___ MATERIAL SUPPLIED

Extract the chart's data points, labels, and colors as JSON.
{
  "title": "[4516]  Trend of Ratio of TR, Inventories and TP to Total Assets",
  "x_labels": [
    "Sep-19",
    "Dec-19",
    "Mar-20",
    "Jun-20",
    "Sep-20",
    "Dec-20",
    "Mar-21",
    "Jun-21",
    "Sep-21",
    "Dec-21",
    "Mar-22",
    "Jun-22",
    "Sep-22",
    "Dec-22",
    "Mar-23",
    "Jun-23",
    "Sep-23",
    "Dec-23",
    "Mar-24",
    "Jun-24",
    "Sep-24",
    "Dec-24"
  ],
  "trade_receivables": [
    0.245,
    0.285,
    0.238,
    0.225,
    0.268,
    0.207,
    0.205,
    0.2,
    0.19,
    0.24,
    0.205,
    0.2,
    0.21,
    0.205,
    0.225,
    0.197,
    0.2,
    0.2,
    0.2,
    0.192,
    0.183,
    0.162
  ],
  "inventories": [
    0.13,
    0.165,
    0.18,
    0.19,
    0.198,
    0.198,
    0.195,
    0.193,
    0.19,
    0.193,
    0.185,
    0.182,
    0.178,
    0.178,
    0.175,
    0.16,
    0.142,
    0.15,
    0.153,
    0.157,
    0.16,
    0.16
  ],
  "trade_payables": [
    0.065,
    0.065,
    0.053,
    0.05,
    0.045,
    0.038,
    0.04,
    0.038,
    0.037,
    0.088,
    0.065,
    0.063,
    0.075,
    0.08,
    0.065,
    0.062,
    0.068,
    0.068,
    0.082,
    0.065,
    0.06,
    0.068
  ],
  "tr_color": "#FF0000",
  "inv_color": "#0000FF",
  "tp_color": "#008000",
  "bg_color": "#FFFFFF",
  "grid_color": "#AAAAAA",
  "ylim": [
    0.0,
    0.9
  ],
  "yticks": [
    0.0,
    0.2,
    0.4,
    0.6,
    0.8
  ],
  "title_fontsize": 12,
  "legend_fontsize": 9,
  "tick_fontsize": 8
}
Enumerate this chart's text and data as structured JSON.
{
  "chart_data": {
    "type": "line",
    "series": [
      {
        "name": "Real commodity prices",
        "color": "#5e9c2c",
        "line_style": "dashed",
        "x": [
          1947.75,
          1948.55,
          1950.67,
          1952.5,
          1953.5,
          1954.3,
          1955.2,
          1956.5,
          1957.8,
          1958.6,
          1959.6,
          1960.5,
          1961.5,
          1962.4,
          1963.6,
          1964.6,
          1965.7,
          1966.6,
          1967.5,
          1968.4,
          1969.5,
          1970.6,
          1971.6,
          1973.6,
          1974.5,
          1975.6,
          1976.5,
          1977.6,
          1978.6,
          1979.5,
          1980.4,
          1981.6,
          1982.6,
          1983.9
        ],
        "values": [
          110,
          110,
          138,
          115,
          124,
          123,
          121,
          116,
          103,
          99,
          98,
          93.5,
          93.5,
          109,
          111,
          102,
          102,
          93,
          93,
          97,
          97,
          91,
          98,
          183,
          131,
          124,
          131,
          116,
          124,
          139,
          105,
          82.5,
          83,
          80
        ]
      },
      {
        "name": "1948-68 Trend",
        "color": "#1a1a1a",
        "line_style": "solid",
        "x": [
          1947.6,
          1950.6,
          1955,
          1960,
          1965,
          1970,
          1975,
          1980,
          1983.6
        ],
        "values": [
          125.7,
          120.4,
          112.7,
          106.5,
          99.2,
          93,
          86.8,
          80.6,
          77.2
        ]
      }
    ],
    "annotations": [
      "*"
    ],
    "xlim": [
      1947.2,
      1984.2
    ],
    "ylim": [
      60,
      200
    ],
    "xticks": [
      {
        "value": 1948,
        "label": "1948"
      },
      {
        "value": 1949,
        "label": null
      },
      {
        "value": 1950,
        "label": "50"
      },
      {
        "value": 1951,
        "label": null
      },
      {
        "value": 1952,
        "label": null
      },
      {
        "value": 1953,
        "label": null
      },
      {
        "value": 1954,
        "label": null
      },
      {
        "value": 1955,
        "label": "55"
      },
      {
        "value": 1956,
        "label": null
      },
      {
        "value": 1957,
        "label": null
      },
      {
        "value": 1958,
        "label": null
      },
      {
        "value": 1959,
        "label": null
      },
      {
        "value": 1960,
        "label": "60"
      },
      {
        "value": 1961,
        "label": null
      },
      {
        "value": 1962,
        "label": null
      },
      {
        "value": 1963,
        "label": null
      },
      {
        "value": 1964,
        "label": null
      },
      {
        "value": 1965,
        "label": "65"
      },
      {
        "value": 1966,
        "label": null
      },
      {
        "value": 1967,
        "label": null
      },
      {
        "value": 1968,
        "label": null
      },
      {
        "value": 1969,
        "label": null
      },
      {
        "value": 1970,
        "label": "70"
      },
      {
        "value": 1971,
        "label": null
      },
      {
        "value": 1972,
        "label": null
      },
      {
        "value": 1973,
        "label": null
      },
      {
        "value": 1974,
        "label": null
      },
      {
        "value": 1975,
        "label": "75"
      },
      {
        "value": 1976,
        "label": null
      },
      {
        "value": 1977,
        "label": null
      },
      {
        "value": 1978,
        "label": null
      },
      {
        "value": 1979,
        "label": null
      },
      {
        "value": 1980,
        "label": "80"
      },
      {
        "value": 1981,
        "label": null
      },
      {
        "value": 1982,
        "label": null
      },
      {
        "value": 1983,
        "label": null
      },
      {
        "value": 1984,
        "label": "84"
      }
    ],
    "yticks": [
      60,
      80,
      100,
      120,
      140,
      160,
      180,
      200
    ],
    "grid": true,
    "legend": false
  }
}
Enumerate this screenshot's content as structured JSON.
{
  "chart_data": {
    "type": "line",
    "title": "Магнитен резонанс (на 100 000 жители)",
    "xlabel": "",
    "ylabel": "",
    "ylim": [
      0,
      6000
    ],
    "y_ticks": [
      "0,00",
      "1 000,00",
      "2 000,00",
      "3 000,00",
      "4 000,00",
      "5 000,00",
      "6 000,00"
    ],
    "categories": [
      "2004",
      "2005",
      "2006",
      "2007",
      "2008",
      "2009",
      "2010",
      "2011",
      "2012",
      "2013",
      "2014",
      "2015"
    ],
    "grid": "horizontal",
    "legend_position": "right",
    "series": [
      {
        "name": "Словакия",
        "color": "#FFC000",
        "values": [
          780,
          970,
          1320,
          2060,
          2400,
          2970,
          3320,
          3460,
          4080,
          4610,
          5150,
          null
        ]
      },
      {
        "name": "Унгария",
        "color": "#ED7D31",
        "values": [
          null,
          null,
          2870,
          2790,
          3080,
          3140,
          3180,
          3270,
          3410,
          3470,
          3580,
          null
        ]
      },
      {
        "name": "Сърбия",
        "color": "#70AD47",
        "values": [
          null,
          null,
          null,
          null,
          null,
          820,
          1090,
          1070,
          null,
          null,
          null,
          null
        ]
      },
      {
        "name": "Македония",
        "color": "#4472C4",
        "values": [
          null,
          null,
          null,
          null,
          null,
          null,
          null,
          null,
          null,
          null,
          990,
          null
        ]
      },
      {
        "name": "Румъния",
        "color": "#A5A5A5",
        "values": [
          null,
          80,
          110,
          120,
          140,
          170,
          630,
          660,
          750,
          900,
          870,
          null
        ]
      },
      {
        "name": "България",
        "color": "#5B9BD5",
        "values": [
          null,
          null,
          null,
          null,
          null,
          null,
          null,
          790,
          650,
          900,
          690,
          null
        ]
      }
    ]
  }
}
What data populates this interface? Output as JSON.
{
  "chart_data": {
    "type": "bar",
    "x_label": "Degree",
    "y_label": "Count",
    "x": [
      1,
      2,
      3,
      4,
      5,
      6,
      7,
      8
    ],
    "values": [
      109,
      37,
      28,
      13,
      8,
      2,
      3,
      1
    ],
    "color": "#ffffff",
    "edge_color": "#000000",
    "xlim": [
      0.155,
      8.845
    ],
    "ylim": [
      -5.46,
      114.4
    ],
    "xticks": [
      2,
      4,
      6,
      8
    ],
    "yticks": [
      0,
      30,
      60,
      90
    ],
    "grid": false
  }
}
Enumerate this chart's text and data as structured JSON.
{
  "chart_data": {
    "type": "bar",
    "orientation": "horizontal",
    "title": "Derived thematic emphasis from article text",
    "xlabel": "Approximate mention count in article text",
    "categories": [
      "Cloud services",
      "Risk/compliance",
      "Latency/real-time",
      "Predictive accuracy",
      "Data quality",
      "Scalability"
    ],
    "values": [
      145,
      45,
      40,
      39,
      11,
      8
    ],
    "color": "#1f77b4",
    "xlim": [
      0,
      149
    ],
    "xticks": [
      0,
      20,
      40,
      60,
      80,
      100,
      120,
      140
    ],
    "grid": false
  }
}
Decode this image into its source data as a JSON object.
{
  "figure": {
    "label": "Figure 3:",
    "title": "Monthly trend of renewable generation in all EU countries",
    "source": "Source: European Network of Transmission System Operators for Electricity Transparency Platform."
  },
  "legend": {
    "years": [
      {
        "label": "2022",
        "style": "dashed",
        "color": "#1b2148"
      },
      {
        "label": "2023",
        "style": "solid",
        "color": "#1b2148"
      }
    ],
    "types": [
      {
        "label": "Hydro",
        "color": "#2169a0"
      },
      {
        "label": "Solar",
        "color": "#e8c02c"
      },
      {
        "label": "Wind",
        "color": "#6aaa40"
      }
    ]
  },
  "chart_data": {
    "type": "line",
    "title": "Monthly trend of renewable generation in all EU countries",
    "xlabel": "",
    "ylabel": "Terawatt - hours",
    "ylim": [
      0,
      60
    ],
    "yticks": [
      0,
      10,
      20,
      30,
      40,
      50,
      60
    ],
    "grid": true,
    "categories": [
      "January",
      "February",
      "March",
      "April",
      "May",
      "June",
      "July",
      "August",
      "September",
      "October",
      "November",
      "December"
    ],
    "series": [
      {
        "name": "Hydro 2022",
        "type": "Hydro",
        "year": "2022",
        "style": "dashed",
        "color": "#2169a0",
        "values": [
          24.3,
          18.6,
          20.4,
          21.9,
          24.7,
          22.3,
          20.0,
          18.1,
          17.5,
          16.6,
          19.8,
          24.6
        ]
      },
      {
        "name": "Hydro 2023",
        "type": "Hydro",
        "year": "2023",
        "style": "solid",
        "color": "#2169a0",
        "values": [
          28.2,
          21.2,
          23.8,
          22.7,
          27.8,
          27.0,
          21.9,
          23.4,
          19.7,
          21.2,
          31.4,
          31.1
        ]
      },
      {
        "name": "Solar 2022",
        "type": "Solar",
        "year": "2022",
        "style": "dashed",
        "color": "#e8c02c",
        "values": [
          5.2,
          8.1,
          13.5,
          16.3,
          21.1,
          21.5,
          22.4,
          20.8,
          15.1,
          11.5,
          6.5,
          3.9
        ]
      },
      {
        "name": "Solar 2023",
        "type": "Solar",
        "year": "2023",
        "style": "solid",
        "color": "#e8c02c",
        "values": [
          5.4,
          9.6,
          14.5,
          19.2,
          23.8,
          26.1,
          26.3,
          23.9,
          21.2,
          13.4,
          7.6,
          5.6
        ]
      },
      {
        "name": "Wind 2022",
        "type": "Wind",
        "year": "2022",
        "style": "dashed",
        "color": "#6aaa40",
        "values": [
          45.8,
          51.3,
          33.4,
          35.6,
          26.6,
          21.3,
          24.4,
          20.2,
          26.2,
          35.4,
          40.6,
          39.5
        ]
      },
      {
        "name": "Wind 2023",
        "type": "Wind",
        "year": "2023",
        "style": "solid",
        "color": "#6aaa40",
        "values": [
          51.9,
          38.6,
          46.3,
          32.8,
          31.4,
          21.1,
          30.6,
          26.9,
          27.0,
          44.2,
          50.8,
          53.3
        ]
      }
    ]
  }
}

______

Wherever "text" shows up in a line, copy that line.

ANSWER TO THIS PROBLEM:
Enumerate this chart's text and data as structured JSON.
Enumerate this chart's text and data as structured JSON.
    "title": "Derived thematic emphasis from article text",
    "xlabel": "Approximate mention count in article text",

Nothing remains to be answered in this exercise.